» Given exercise
Transcribe the portion of the Clojure formatting excerpt that begins at the words "It is now harder" and ends after the words "the entire file.".
* START Selected extract *
It is now harder to tell at a glance where the enclosing function starts or ends. And once this assumption is broken once, the brain expects it to be broken again, causing reading disruption across the entire file.

Forms one under another, extra indentation for expressions only

(cond
  (= (some-function something) expected-value)
    (do
      (do-this)
      (and-also-do-that))
  (another-predicate something-else)
    (try
      (do-another-thing)
      (catch Exception _
        (println "Whoops!"))))

I resorted to this several times. The lines are not too long; the visual cues are there; it’s obvious what is the condition, what is the test, and what goes with what.

Except… it’s against the rules. List items stacked vertically should be aligned one under the other. I have to actively fight my Emacs to enforce this formatting, and it will be lost next time I press C-M-q on this form. No good.

Forms one under another, expressions prefixed by `#_=>`

(cond
  (= (some-function something) expected-value)
  #_=> (do
         (do-this)
         (and-also-do-that))
  (another-predicate something-else)
  #_=> (try
         (do-another-thing)
         (catch Exception _
           (println "Whoops!"))))
* END Selected extract *
* START Extracted data *
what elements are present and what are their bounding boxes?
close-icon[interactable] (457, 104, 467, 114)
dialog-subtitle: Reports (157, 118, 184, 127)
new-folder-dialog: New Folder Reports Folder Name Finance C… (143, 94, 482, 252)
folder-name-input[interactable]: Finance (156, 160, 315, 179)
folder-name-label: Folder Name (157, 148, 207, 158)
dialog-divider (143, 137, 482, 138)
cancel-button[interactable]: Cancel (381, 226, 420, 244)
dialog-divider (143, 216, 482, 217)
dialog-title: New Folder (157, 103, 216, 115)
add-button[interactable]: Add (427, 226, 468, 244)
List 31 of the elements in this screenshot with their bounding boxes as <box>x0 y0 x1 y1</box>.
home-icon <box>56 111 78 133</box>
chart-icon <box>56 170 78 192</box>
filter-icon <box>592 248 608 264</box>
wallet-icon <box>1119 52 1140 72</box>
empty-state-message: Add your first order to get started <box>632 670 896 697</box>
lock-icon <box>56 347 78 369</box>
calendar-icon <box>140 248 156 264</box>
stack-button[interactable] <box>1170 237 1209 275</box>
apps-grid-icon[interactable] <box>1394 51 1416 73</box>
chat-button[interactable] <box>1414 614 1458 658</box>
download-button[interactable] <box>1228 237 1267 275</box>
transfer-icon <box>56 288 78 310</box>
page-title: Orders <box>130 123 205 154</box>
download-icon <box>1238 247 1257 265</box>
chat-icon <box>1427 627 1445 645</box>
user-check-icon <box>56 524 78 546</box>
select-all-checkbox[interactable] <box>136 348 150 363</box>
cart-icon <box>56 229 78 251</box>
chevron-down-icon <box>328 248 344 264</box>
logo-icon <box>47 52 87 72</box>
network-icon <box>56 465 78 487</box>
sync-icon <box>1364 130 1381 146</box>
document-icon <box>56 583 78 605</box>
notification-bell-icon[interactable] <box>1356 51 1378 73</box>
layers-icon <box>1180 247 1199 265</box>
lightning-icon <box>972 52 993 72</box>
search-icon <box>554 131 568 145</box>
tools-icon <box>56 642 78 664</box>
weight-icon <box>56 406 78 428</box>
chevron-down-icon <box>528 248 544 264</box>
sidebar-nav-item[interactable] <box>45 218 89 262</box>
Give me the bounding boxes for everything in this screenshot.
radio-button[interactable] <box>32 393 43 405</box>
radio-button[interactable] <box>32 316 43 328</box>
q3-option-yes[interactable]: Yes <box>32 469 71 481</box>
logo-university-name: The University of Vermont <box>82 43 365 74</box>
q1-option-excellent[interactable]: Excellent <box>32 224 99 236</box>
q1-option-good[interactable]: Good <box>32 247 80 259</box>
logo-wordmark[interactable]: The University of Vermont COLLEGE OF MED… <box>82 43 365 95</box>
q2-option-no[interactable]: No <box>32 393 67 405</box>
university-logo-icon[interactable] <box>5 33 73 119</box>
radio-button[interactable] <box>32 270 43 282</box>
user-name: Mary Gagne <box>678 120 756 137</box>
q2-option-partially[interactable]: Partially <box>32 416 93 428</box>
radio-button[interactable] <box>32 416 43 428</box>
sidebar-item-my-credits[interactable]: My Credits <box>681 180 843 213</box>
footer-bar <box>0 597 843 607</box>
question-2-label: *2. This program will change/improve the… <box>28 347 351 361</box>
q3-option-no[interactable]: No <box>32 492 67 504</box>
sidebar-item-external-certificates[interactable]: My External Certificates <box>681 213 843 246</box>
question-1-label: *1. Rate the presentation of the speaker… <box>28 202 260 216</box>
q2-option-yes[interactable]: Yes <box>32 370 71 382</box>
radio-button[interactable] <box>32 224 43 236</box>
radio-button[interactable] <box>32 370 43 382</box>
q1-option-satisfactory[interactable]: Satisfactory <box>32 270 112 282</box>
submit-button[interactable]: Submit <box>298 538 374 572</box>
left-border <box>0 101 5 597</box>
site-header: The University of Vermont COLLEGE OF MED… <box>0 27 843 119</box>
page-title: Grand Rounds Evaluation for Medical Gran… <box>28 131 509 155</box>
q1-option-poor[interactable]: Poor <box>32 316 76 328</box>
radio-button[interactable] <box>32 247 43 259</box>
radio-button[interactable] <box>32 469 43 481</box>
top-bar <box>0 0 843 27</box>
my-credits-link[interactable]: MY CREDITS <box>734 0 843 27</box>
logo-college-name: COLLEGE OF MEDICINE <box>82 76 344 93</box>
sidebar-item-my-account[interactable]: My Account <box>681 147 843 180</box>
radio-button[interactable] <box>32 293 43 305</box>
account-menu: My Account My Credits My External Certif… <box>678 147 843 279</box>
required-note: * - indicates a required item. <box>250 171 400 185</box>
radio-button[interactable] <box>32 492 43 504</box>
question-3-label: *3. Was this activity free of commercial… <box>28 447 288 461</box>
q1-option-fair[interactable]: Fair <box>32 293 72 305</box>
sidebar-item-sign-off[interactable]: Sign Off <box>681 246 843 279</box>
* END Extracted data *
» Solution for this task
It is now harder to tell at a glance where the enclosing function starts or ends. And once this assumption is broken once, the brain expects it to be broken again, causing reading disruption across the entire file.